Record extracts>
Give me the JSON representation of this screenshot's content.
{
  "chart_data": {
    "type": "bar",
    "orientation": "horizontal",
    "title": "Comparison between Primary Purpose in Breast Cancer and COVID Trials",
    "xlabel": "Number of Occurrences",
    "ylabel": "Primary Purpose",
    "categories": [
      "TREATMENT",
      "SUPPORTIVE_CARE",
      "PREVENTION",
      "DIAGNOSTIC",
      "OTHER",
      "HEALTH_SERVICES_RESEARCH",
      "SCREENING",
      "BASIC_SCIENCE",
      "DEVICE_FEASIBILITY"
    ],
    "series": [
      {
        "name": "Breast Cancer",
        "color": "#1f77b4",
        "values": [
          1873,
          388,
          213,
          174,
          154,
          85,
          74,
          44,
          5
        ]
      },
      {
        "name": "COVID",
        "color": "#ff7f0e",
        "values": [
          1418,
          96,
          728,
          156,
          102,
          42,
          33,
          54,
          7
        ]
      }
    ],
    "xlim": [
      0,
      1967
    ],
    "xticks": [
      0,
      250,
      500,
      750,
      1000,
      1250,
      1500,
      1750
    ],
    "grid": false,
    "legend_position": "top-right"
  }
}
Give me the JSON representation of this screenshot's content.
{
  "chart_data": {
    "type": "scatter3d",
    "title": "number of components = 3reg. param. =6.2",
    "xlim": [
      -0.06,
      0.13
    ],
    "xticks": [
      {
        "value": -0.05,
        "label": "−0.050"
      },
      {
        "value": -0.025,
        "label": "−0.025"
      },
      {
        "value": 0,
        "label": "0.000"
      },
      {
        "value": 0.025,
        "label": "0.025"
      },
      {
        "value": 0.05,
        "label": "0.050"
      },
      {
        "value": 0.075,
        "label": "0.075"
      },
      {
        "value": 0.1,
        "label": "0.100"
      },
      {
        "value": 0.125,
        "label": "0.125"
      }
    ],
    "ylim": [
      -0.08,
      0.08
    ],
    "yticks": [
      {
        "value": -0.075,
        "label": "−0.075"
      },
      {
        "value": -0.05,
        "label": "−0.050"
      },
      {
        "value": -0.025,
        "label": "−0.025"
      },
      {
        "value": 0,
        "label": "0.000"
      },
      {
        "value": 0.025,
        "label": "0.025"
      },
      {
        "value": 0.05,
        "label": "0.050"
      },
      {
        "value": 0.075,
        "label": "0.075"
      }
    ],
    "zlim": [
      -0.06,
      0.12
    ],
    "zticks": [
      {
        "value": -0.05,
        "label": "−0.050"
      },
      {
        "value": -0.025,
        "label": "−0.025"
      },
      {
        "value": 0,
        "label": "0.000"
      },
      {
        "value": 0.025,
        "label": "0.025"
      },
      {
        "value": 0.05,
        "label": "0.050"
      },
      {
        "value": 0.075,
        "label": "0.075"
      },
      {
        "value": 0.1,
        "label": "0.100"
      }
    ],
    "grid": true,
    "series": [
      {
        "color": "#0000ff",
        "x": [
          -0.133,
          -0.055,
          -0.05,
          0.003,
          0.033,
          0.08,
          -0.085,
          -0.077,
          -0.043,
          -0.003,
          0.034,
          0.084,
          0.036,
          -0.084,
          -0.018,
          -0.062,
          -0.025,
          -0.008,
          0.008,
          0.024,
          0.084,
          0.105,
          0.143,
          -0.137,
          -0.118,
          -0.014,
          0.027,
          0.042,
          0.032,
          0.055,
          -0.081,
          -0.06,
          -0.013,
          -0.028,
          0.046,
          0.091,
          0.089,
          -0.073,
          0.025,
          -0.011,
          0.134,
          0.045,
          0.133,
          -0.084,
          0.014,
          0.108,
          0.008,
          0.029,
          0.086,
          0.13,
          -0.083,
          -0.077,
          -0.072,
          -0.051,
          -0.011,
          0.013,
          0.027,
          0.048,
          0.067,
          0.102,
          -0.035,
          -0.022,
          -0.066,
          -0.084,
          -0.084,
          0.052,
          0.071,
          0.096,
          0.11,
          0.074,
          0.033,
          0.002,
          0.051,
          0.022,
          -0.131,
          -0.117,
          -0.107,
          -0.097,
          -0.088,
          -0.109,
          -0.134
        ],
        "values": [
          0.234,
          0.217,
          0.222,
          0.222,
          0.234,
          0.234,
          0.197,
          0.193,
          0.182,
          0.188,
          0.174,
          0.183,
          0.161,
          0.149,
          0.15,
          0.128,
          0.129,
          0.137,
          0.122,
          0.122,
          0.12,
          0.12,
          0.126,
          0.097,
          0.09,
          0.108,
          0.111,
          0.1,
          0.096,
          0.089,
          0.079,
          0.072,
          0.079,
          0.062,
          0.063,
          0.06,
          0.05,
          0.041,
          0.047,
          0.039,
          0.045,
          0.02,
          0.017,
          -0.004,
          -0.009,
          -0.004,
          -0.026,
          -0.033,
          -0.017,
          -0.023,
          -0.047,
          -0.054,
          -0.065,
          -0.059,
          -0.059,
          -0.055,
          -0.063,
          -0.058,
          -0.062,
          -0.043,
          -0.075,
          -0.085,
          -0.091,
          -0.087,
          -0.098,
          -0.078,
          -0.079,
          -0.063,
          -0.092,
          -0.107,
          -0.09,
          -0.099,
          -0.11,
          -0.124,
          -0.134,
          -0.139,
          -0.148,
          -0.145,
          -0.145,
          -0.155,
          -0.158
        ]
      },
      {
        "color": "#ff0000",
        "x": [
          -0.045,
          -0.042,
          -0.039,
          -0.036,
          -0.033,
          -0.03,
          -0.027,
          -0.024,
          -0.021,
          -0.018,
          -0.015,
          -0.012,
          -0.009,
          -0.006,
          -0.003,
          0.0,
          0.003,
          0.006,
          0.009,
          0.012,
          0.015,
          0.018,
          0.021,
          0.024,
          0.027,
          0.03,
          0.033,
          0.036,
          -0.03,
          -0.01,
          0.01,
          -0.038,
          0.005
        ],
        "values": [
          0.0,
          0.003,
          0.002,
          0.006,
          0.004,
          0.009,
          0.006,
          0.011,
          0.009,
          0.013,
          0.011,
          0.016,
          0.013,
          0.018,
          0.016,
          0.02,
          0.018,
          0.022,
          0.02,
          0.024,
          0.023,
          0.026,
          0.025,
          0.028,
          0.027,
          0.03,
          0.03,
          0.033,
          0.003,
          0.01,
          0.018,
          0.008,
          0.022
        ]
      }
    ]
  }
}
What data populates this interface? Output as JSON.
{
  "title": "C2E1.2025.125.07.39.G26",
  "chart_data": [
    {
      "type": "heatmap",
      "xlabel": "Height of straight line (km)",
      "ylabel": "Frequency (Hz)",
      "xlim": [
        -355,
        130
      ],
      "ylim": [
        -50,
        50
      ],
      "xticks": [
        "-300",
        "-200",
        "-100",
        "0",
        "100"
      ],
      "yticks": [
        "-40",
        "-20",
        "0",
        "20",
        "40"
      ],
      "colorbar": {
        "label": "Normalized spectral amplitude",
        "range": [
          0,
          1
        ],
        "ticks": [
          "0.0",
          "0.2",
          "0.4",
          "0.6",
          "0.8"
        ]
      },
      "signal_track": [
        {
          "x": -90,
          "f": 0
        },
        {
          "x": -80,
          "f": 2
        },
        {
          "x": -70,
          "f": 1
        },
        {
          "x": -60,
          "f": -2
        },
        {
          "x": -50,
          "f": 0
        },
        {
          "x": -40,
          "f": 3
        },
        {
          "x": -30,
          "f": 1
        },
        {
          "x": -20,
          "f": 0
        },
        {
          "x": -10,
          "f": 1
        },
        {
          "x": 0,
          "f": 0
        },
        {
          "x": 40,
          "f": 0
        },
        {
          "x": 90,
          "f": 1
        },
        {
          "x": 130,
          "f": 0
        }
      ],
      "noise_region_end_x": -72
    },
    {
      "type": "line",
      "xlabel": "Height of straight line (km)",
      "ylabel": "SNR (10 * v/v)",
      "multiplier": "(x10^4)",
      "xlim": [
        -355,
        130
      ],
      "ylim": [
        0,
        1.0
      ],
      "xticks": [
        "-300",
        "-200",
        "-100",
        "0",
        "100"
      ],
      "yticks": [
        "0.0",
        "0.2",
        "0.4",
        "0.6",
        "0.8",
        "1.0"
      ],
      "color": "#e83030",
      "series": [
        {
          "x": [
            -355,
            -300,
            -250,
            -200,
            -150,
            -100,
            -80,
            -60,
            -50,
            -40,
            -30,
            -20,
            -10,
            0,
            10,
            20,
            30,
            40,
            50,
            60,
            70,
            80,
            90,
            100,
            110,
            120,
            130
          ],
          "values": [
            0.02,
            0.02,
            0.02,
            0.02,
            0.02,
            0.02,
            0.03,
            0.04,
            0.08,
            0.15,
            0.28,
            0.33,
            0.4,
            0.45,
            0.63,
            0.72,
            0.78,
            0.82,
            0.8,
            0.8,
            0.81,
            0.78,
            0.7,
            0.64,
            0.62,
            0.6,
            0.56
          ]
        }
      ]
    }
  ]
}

Set task>
Across the entries, how many lines contain "type"? Reply with the number only.

Written solution>
4